> _A run of records_
=======

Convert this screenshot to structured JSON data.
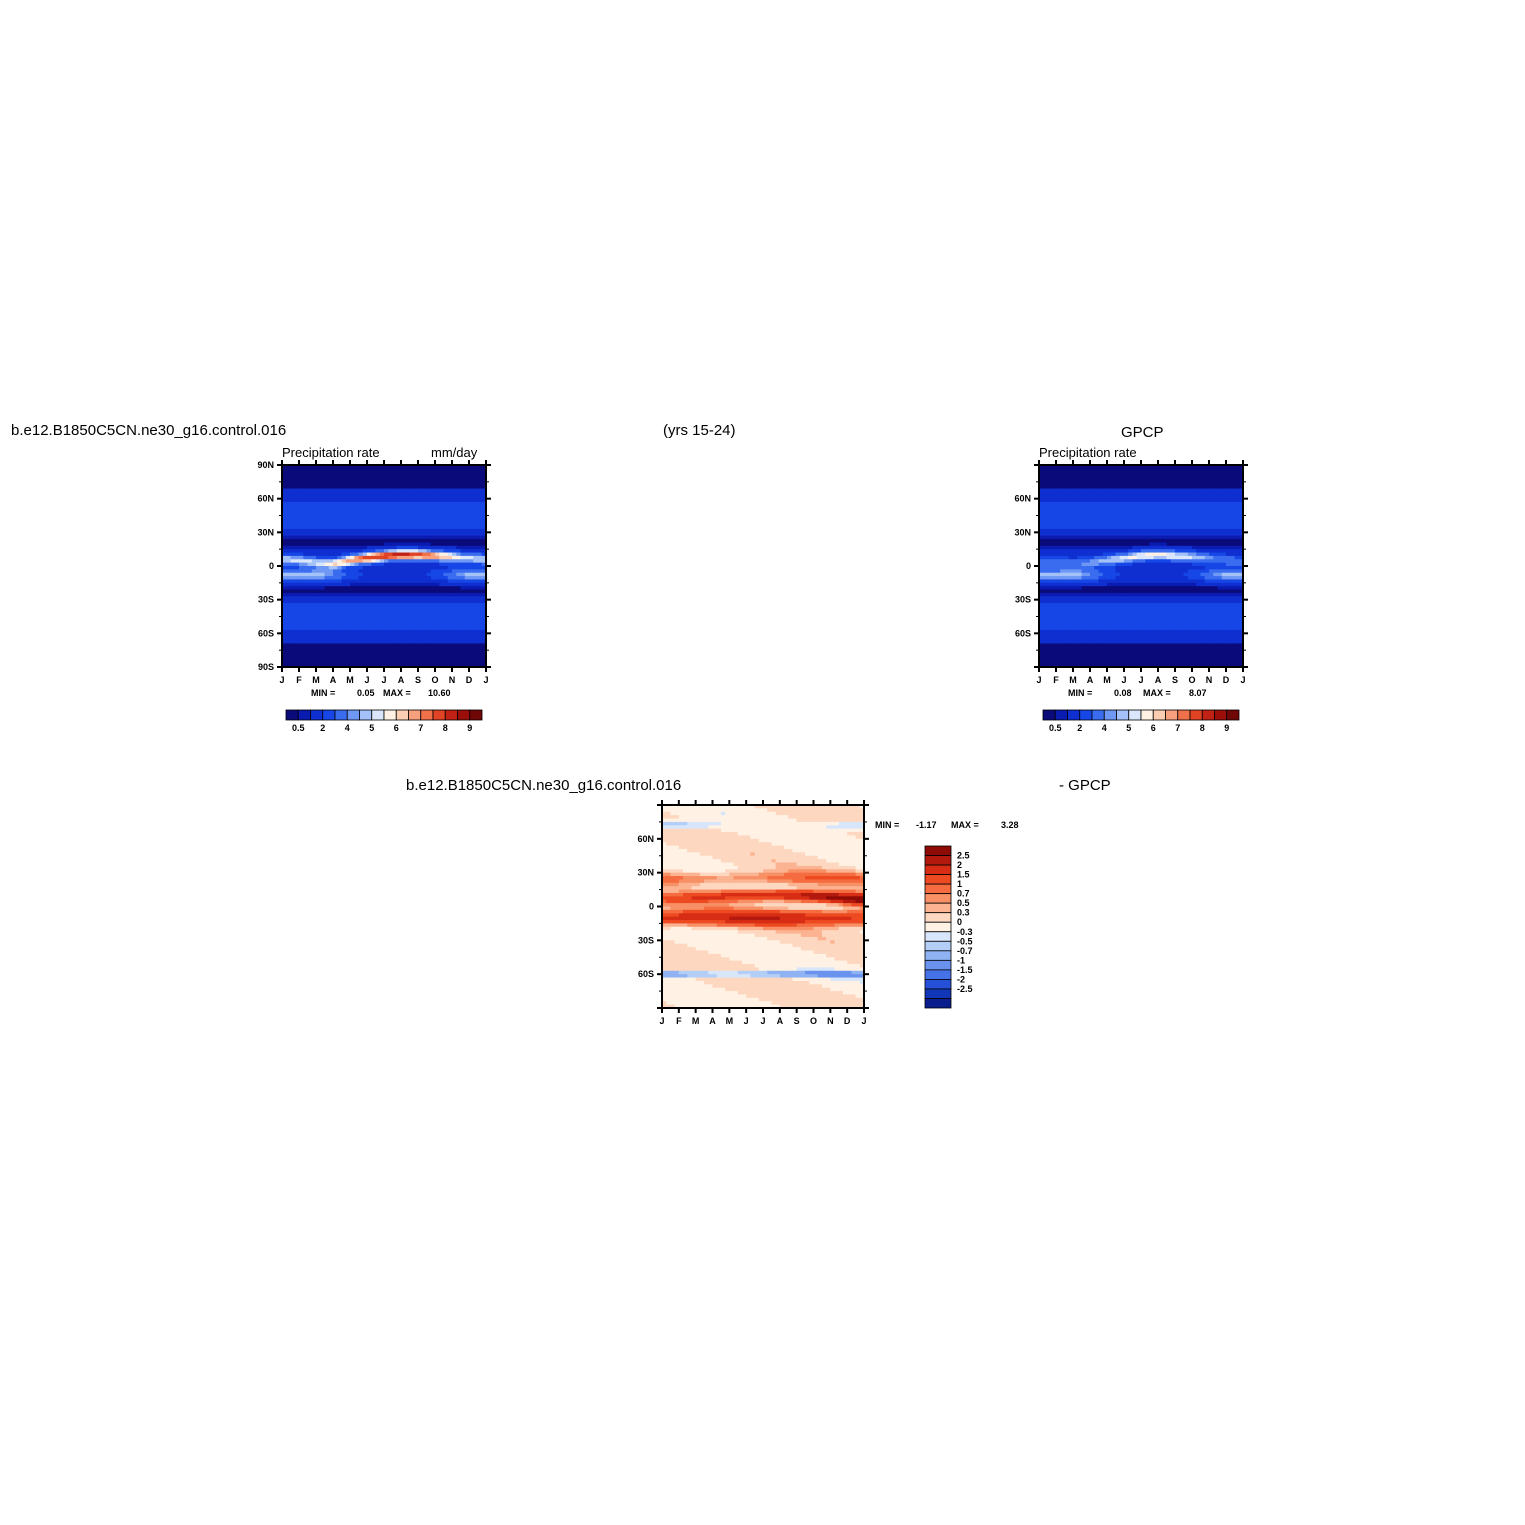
{
  "header": {
    "case_name": "b.e12.B1850C5CN.ne30_g16.control.016",
    "years": "(yrs 15-24)",
    "obs_name": "GPCP"
  },
  "diff_header": {
    "case_name": "b.e12.B1850C5CN.ne30_g16.control.016",
    "minus_obs": "- GPCP"
  },
  "palettes": {
    "precip": [
      "#0a0a7a",
      "#0a1bb0",
      "#0f2fd0",
      "#1646e6",
      "#3a6cf0",
      "#6f98f4",
      "#a4c2f8",
      "#d9e6fb",
      "#fff2e4",
      "#fbcdb2",
      "#f7a07d",
      "#f0704a",
      "#e04425",
      "#c22215",
      "#9c0e0a",
      "#700606"
    ],
    "diff": [
      "#8e0b06",
      "#b4190e",
      "#d82d15",
      "#ee4a22",
      "#f56c40",
      "#f89066",
      "#fbb391",
      "#fdd7bf",
      "#fff2e4",
      "#d8e6fb",
      "#b4cff7",
      "#8fb2f3",
      "#6a92ef",
      "#4672e8",
      "#2650d8",
      "#1236b8",
      "#0a1d8c"
    ]
  },
  "chart_data": [
    {
      "type": "heatmap",
      "panel": "model",
      "title": "Precipitation rate",
      "units": "mm/day",
      "x_ticks": [
        "J",
        "F",
        "M",
        "A",
        "M",
        "J",
        "J",
        "A",
        "S",
        "O",
        "N",
        "D",
        "J"
      ],
      "y_ticks": [
        "90N",
        "60N",
        "30N",
        "0",
        "30S",
        "60S",
        "90S"
      ],
      "ylim": [
        -90,
        90
      ],
      "min_label": "MIN =",
      "min_value": "0.05",
      "max_label": "MAX =",
      "max_value": "10.60",
      "colorbar_labels": [
        "0.5",
        "2",
        "4",
        "5",
        "6",
        "7",
        "8",
        "9"
      ],
      "itcz_peak": 10.6,
      "itcz_lat": [
        6,
        5,
        3,
        2,
        5,
        7,
        9,
        10,
        10,
        9,
        8,
        7,
        6
      ]
    },
    {
      "type": "heatmap",
      "panel": "obs",
      "title": "Precipitation rate",
      "x_ticks": [
        "J",
        "F",
        "M",
        "A",
        "M",
        "J",
        "J",
        "A",
        "S",
        "O",
        "N",
        "D",
        "J"
      ],
      "y_ticks": [
        "60N",
        "30N",
        "0",
        "30S",
        "60S"
      ],
      "ylim": [
        -90,
        90
      ],
      "min_label": "MIN =",
      "min_value": "0.08",
      "max_label": "MAX =",
      "max_value": "8.07",
      "colorbar_labels": [
        "0.5",
        "2",
        "4",
        "5",
        "6",
        "7",
        "8",
        "9"
      ],
      "itcz_peak": 8.07,
      "itcz_lat": [
        4,
        3,
        2,
        3,
        5,
        7,
        9,
        10,
        9,
        8,
        7,
        5,
        4
      ]
    },
    {
      "type": "heatmap",
      "panel": "difference",
      "x_ticks": [
        "J",
        "F",
        "M",
        "A",
        "M",
        "J",
        "J",
        "A",
        "S",
        "O",
        "N",
        "D",
        "J"
      ],
      "y_ticks": [
        "60N",
        "30N",
        "0",
        "30S",
        "60S"
      ],
      "ylim": [
        -90,
        90
      ],
      "min_label": "MIN =",
      "min_value": "-1.17",
      "max_label": "MAX =",
      "max_value": "3.28",
      "colorbar_labels": [
        "2.5",
        "2",
        "1.5",
        "1",
        "0.7",
        "0.5",
        "0.3",
        "0",
        "-0.3",
        "-0.5",
        "-0.7",
        "-1",
        "-1.5",
        "-2",
        "-2.5"
      ]
    }
  ]
}
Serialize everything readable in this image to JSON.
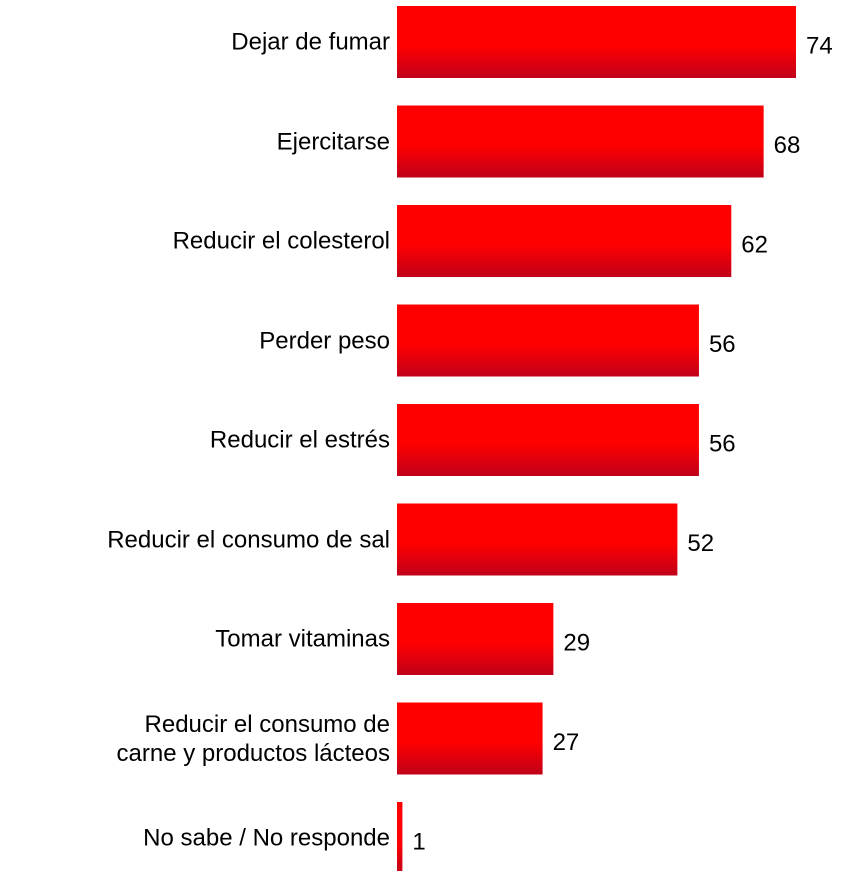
{
  "chart_data": {
    "type": "bar",
    "orientation": "horizontal",
    "categories": [
      "Dejar de fumar",
      "Ejercitarse",
      "Reducir el colesterol",
      "Perder peso",
      "Reducir el estrés",
      "Reducir el consumo de sal",
      "Tomar vitaminas",
      "Reducir el consumo de\ncarne y productos lácteos",
      "No sabe / No responde"
    ],
    "values": [
      74,
      68,
      62,
      56,
      56,
      52,
      29,
      27,
      1
    ],
    "color": "#ff0000"
  }
}
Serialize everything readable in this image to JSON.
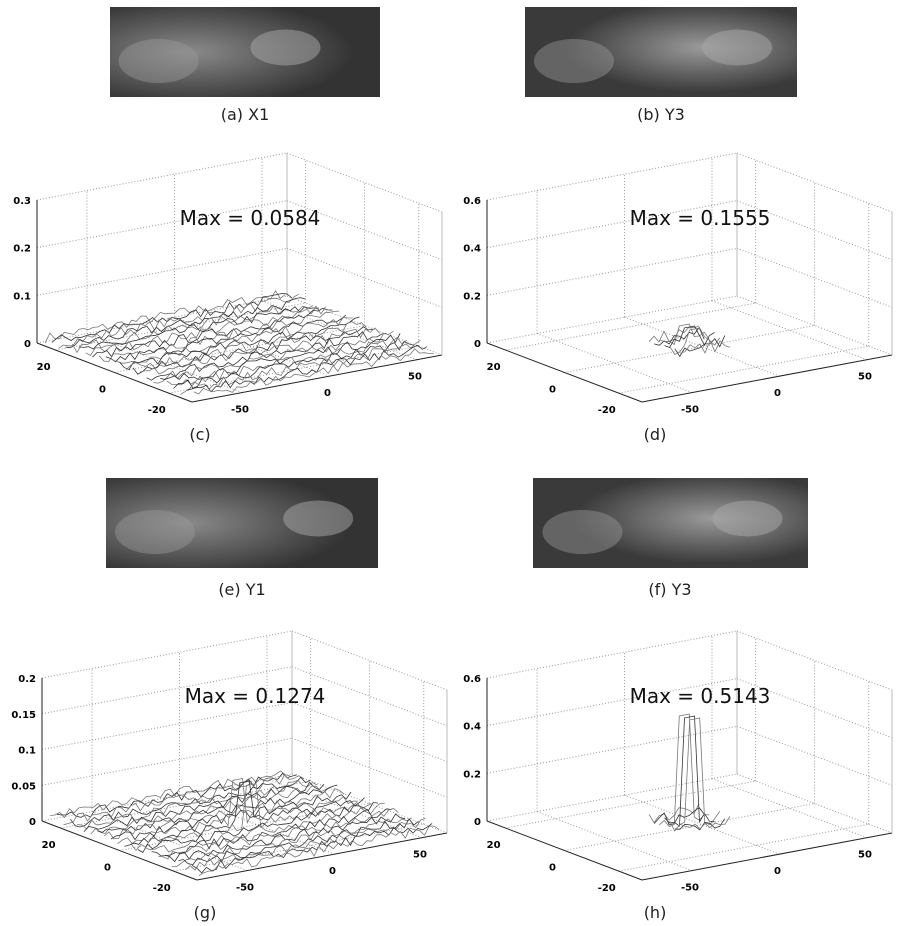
{
  "images": [
    {
      "caption": "(a) X1"
    },
    {
      "caption": "(b) Y3"
    },
    {
      "caption": "(e) Y1"
    },
    {
      "caption": "(f) Y3"
    }
  ],
  "plots": [
    {
      "caption": "(c)",
      "annotation": "Max = 0.0584",
      "zticks": [
        "0",
        "0.1",
        "0.2",
        "0.3"
      ],
      "yticks": [
        "20",
        "0",
        "-20"
      ],
      "xticks": [
        "-50",
        "0",
        "50"
      ]
    },
    {
      "caption": "(d)",
      "annotation": "Max = 0.1555",
      "zticks": [
        "0",
        "0.2",
        "0.4",
        "0.6"
      ],
      "yticks": [
        "20",
        "0",
        "-20"
      ],
      "xticks": [
        "-50",
        "0",
        "50"
      ]
    },
    {
      "caption": "(g)",
      "annotation": "Max = 0.1274",
      "zticks": [
        "0",
        "0.05",
        "0.1",
        "0.15",
        "0.2"
      ],
      "yticks": [
        "20",
        "0",
        "-20"
      ],
      "xticks": [
        "-50",
        "0",
        "50"
      ]
    },
    {
      "caption": "(h)",
      "annotation": "Max = 0.5143",
      "zticks": [
        "0",
        "0.2",
        "0.4",
        "0.6"
      ],
      "yticks": [
        "20",
        "0",
        "-20"
      ],
      "xticks": [
        "-50",
        "0",
        "50"
      ]
    }
  ]
}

=======

> _Given task_
Look over the material above and show each line where "annotation" appears.

> _Written answer_
      "annotation": "Max = 0.0584",
      "annotation": "Max = 0.1555",
      "annotation": "Max = 0.1274",
      "annotation": "Max = 0.5143",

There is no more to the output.